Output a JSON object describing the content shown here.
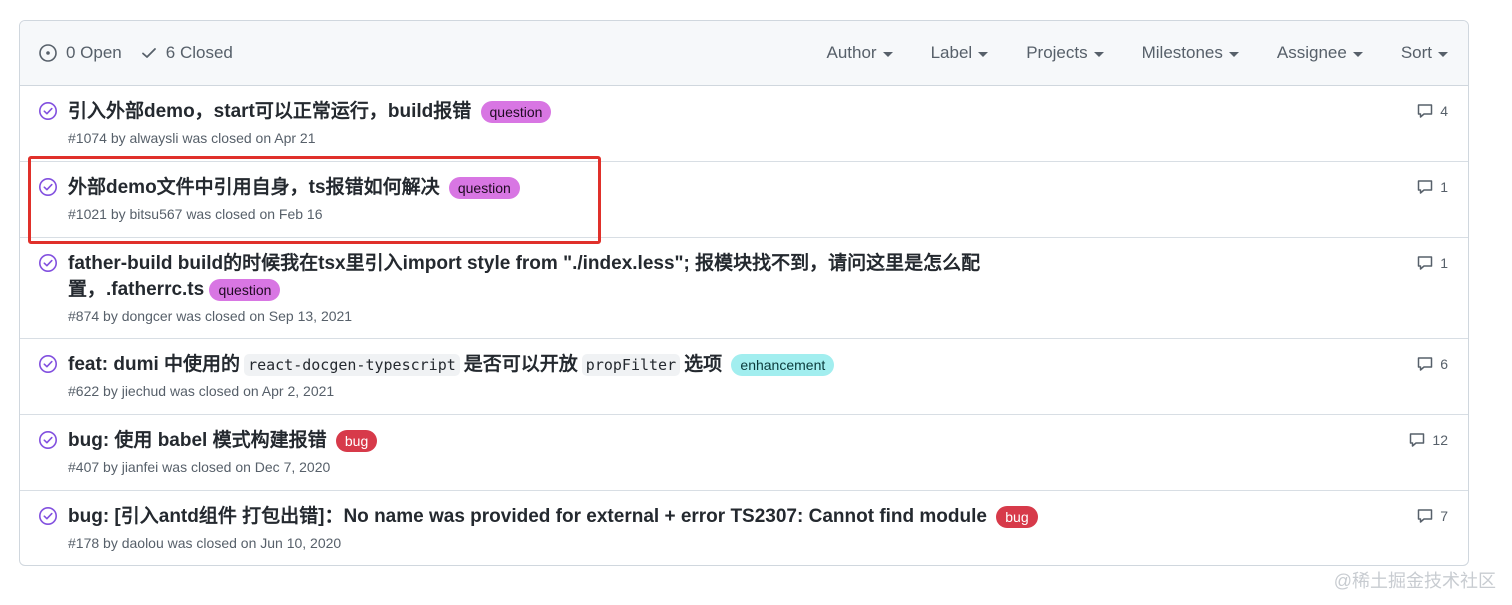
{
  "header": {
    "open_label": "0 Open",
    "closed_label": "6 Closed",
    "filters": [
      "Author",
      "Label",
      "Projects",
      "Milestones",
      "Assignee",
      "Sort"
    ]
  },
  "issues": [
    {
      "title": "引入外部demo，start可以正常运行，build报错",
      "label": "question",
      "meta": "#1074 by alwaysli was closed on Apr 21",
      "comments": "4"
    },
    {
      "title": "外部demo文件中引用自身，ts报错如何解决",
      "label": "question",
      "meta": "#1021 by bitsu567 was closed on Feb 16",
      "comments": "1"
    },
    {
      "title": "father-build build的时候我在tsx里引入import style from \"./index.less\"; 报模块找不到，请问这里是怎么配置，.fatherrc.ts",
      "label": "question",
      "meta": "#874 by dongcer was closed on Sep 13, 2021",
      "comments": "1"
    },
    {
      "title_parts": [
        "feat: dumi 中使用的",
        "react-docgen-typescript",
        "是否可以开放",
        "propFilter",
        "选项"
      ],
      "label": "enhancement",
      "meta": "#622 by jiechud was closed on Apr 2, 2021",
      "comments": "6"
    },
    {
      "title": "bug: 使用 babel 模式构建报错",
      "label": "bug",
      "meta": "#407 by jianfei was closed on Dec 7, 2020",
      "comments": "12"
    },
    {
      "title": "bug: [引入antd组件 打包出错]：No name was provided for external + error TS2307: Cannot find module",
      "label": "bug",
      "meta": "#178 by daolou was closed on Jun 10, 2020",
      "comments": "7"
    }
  ],
  "watermark": "@稀土掘金技术社区",
  "colors": {
    "closed_icon": "#8250df",
    "label_question": "#d876e3",
    "label_enhancement": "#a2eeef",
    "label_bug": "#d73a4a",
    "highlight": "#e0302a"
  }
}
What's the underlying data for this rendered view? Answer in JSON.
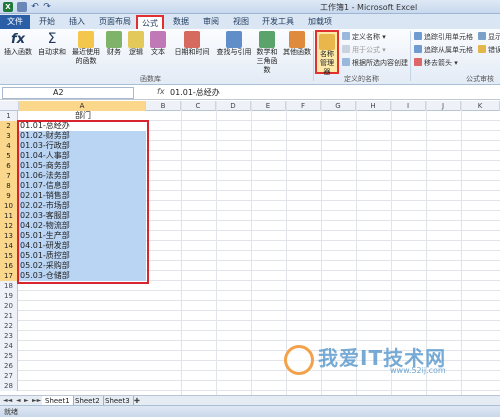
{
  "window": {
    "title": "工作簿1 - Microsoft Excel"
  },
  "tabs": [
    "文件",
    "开始",
    "插入",
    "页面布局",
    "公式",
    "数据",
    "审阅",
    "视图",
    "开发工具",
    "加载项"
  ],
  "ribbon": {
    "function_library": {
      "buttons": [
        "插入函数",
        "自动求和",
        "最近使用的函数",
        "财务",
        "逻辑",
        "文本",
        "日期和时间",
        "查找与引用",
        "数学和三角函数",
        "其他函数"
      ],
      "group_label": "函数库"
    },
    "defined_names": {
      "name_manager": "名称管理器",
      "define_name": "定义名称",
      "use_in_formula": "用于公式",
      "create_from_selection": "根据所选内容创建",
      "group_label": "定义的名称"
    },
    "formula_auditing": {
      "trace_precedents": "追踪引用单元格",
      "trace_dependents": "追踪从属单元格",
      "remove_arrows": "移去箭头",
      "show_formulas_partial": "显示",
      "error_check_partial": "错误",
      "group_label": "公式审核"
    }
  },
  "formula_bar": {
    "name_box": "A2",
    "fx": "fx",
    "value": "01.01-总经办"
  },
  "columns": [
    "A",
    "B",
    "C",
    "D",
    "E",
    "F",
    "G",
    "H",
    "I",
    "J",
    "K"
  ],
  "rows": [
    {
      "num": "1",
      "a": "部门"
    },
    {
      "num": "2",
      "a": "01.01-总经办"
    },
    {
      "num": "3",
      "a": "01.02-财务部"
    },
    {
      "num": "4",
      "a": "01.03-行政部"
    },
    {
      "num": "5",
      "a": "01.04-人事部"
    },
    {
      "num": "6",
      "a": "01.05-商务部"
    },
    {
      "num": "7",
      "a": "01.06-法务部"
    },
    {
      "num": "8",
      "a": "01.07-信息部"
    },
    {
      "num": "9",
      "a": "02.01-销售部"
    },
    {
      "num": "10",
      "a": "02.02-市场部"
    },
    {
      "num": "11",
      "a": "02.03-客服部"
    },
    {
      "num": "12",
      "a": "04.02-物流部"
    },
    {
      "num": "13",
      "a": "05.01-生产部"
    },
    {
      "num": "14",
      "a": "04.01-研发部"
    },
    {
      "num": "15",
      "a": "05.01-质控部"
    },
    {
      "num": "16",
      "a": "05.02-采购部"
    },
    {
      "num": "17",
      "a": "05.03-仓储部"
    },
    {
      "num": "18",
      "a": ""
    },
    {
      "num": "19",
      "a": ""
    },
    {
      "num": "20",
      "a": ""
    },
    {
      "num": "21",
      "a": ""
    },
    {
      "num": "22",
      "a": ""
    },
    {
      "num": "23",
      "a": ""
    },
    {
      "num": "24",
      "a": ""
    },
    {
      "num": "25",
      "a": ""
    },
    {
      "num": "26",
      "a": ""
    },
    {
      "num": "27",
      "a": ""
    },
    {
      "num": "28",
      "a": ""
    }
  ],
  "sheets": [
    "Sheet1",
    "Sheet2",
    "Sheet3"
  ],
  "status": "就绪",
  "watermark": {
    "text": "我爱IT技术网",
    "url": "www.52ij.com"
  },
  "colors": {
    "selection_border": "#d8242c",
    "selection_fill": "#bad4f3",
    "header_highlight": "#fbd78b"
  }
}
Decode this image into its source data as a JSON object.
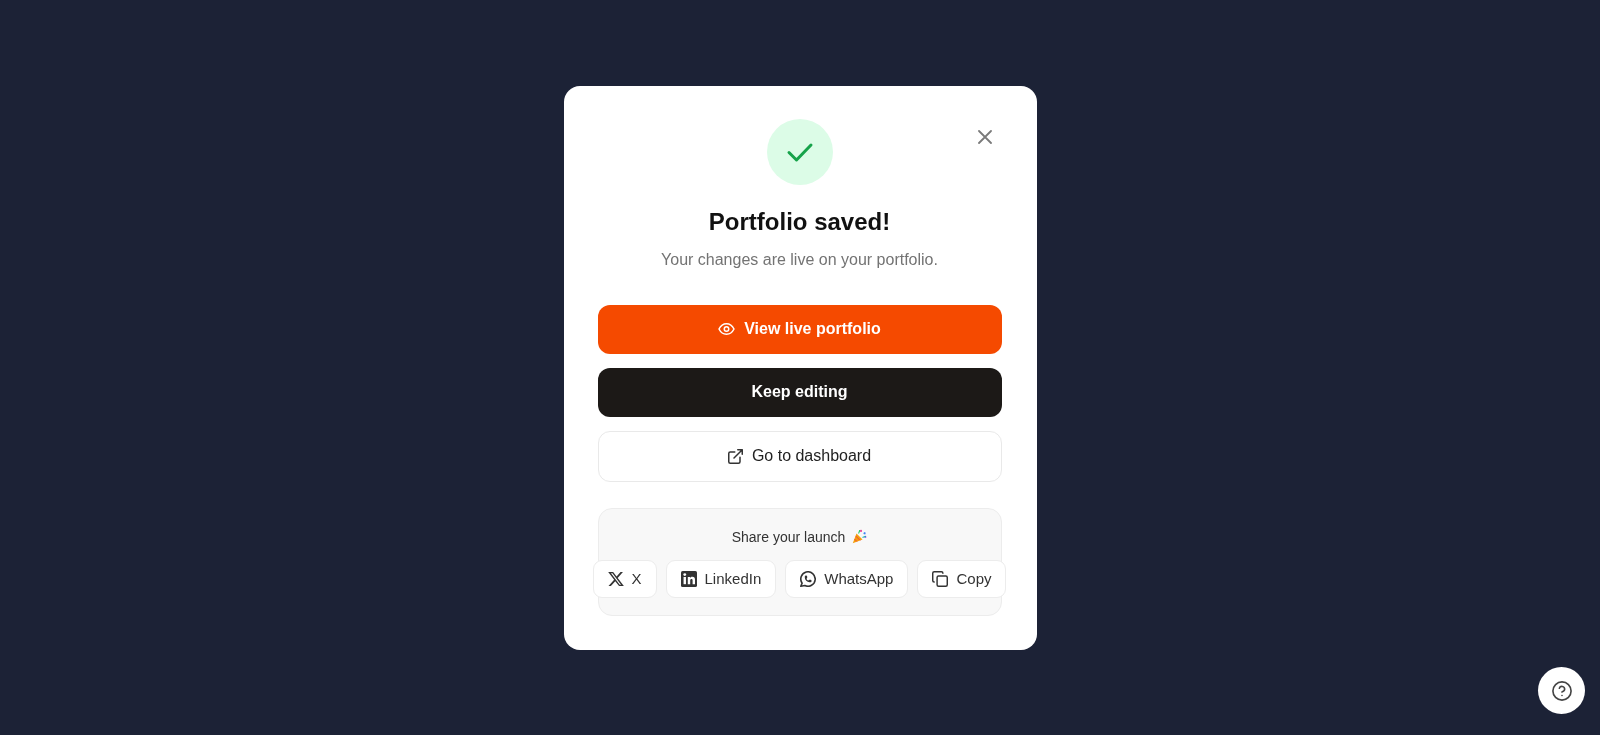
{
  "dialog": {
    "title": "Portfolio saved!",
    "message": "Your changes are live on your portfolio."
  },
  "actions": [
    {
      "label": "View live portfolio",
      "kind": "primary"
    },
    {
      "label": "Keep editing",
      "kind": "dark"
    },
    {
      "label": "Go to dashboard",
      "kind": "outline"
    }
  ],
  "share": {
    "title": "Share your launch",
    "buttons": [
      {
        "label": "X",
        "kind": "x"
      },
      {
        "label": "LinkedIn",
        "kind": "linkedin"
      },
      {
        "label": "WhatsApp",
        "kind": "whatsapp"
      },
      {
        "label": "Copy",
        "kind": "copy"
      }
    ]
  }
}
☆ ☆ ☆ ☆ ☆
- To be done:
Copy each line of the records that contains the word "your".

- Solution:
    "message": "Your changes are live on your portfolio."
    "title": "Share your launch",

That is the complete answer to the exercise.